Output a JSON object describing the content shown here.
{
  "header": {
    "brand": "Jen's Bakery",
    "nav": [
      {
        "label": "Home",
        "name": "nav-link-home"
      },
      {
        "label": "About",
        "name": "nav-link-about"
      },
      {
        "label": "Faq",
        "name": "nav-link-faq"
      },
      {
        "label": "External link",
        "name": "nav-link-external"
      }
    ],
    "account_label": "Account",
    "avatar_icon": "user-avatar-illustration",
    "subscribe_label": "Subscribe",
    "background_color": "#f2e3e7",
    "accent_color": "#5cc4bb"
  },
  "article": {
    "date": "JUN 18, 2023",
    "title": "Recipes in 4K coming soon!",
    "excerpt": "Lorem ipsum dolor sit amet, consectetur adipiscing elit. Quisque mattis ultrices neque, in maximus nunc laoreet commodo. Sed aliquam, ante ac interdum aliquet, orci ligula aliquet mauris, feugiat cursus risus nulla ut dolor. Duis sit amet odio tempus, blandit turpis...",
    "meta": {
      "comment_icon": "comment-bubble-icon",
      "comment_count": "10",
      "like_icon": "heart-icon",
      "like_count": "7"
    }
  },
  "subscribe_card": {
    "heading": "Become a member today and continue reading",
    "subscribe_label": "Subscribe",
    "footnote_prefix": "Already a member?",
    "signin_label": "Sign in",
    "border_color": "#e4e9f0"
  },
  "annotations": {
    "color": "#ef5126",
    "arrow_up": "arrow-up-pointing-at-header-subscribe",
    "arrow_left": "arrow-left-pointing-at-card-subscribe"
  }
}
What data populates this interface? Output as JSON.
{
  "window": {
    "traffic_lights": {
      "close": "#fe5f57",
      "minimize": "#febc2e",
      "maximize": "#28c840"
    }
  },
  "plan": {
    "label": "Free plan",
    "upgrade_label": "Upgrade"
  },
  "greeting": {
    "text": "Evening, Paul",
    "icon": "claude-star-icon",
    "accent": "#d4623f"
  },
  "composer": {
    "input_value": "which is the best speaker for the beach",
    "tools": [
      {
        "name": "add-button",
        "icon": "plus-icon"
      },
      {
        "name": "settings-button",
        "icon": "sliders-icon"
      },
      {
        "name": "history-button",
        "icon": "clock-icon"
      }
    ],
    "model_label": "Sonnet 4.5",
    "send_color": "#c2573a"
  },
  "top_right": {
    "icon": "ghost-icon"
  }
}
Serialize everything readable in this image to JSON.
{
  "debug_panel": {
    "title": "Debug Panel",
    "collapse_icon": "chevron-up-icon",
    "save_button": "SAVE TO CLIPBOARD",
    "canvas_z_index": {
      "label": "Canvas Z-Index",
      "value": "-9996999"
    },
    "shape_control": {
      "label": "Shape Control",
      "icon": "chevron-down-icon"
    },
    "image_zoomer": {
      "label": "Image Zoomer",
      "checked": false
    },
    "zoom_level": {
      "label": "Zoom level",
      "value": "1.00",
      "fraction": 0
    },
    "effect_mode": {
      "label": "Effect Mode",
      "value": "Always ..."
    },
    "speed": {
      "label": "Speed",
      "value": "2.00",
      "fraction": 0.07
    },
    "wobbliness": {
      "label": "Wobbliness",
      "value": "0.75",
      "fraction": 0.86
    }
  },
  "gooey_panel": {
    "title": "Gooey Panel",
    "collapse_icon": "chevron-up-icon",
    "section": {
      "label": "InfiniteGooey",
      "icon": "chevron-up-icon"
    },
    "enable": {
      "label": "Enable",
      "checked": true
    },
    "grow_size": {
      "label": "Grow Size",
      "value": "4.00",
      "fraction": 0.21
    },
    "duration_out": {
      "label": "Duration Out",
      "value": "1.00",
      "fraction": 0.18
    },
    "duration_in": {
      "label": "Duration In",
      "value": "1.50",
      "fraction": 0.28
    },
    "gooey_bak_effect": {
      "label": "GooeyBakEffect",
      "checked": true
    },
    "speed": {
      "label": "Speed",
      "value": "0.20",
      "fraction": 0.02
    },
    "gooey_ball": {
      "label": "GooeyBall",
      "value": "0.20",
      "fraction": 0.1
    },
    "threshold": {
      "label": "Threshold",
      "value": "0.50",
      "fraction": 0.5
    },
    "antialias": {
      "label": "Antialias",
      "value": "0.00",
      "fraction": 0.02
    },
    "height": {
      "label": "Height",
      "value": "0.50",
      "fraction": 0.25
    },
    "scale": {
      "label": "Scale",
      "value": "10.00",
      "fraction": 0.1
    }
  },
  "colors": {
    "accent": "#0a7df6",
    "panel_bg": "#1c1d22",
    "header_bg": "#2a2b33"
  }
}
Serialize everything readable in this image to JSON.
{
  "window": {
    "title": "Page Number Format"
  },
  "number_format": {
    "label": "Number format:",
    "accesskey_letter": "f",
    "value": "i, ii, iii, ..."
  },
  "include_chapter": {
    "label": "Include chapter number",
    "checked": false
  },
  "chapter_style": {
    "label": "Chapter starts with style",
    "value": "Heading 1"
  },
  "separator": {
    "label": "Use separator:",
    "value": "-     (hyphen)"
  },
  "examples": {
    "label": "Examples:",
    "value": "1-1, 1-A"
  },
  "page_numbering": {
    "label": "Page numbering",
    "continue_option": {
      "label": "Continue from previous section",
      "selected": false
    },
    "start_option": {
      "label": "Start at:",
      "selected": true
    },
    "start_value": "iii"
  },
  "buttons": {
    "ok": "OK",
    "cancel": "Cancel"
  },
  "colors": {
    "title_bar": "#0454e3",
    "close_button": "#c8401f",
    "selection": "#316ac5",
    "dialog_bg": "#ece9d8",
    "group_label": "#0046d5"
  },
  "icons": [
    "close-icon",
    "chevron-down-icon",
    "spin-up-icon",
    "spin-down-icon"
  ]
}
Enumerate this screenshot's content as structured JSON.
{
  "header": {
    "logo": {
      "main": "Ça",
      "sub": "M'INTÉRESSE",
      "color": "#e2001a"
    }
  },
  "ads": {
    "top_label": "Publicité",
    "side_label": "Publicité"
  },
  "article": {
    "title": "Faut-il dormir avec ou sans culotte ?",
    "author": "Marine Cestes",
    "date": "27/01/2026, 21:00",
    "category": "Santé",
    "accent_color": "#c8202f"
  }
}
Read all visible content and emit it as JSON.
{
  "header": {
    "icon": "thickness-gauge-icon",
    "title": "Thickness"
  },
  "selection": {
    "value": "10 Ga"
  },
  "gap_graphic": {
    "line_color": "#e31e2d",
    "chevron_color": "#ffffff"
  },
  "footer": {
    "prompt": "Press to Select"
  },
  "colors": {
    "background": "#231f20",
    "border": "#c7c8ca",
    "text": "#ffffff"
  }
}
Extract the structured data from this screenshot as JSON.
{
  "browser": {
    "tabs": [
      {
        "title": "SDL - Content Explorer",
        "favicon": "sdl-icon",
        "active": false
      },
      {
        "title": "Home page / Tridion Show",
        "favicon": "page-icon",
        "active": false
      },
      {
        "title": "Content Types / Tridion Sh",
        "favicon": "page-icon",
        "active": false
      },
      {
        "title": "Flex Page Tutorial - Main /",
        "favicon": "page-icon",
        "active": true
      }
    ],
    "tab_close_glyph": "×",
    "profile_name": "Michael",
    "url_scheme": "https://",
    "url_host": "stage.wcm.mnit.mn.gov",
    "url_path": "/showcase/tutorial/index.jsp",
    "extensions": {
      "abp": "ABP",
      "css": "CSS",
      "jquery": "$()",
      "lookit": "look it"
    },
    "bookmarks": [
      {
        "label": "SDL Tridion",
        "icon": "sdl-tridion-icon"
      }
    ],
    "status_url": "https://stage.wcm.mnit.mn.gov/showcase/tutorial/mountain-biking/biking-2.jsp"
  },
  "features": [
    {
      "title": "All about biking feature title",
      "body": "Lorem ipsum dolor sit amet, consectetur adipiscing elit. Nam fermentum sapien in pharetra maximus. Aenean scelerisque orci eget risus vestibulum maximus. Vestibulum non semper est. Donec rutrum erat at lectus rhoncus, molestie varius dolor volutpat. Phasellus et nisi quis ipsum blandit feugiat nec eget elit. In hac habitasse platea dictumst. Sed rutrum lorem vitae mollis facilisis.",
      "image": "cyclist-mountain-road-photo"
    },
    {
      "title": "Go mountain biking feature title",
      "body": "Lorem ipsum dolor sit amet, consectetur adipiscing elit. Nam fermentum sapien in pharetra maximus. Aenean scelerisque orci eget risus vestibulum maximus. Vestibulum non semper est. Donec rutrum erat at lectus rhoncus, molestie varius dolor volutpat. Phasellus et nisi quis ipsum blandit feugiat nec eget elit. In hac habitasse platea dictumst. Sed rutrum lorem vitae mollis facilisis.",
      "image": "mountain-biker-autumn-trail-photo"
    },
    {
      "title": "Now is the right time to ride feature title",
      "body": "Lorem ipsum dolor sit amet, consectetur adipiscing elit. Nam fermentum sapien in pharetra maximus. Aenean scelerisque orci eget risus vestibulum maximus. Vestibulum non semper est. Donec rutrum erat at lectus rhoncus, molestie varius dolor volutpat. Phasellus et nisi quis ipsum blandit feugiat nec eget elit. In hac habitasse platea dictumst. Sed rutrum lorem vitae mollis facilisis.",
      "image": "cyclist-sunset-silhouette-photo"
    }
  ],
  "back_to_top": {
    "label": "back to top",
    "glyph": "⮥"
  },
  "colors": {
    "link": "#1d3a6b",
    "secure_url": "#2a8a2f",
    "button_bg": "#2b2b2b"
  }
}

★ ★ ★ ★ ★ ★ ★

* PROBLEM REQUIREMENTS: Copy, from the material, each line that holds the string "biking".

* OUTPUT:
    "status_url": "https://stage.wcm.mnit.mn.gov/showcase/tutorial/mountain-biking/biking-2.jsp"
      "title": "All about biking feature title",
      "title": "Go mountain biking feature title",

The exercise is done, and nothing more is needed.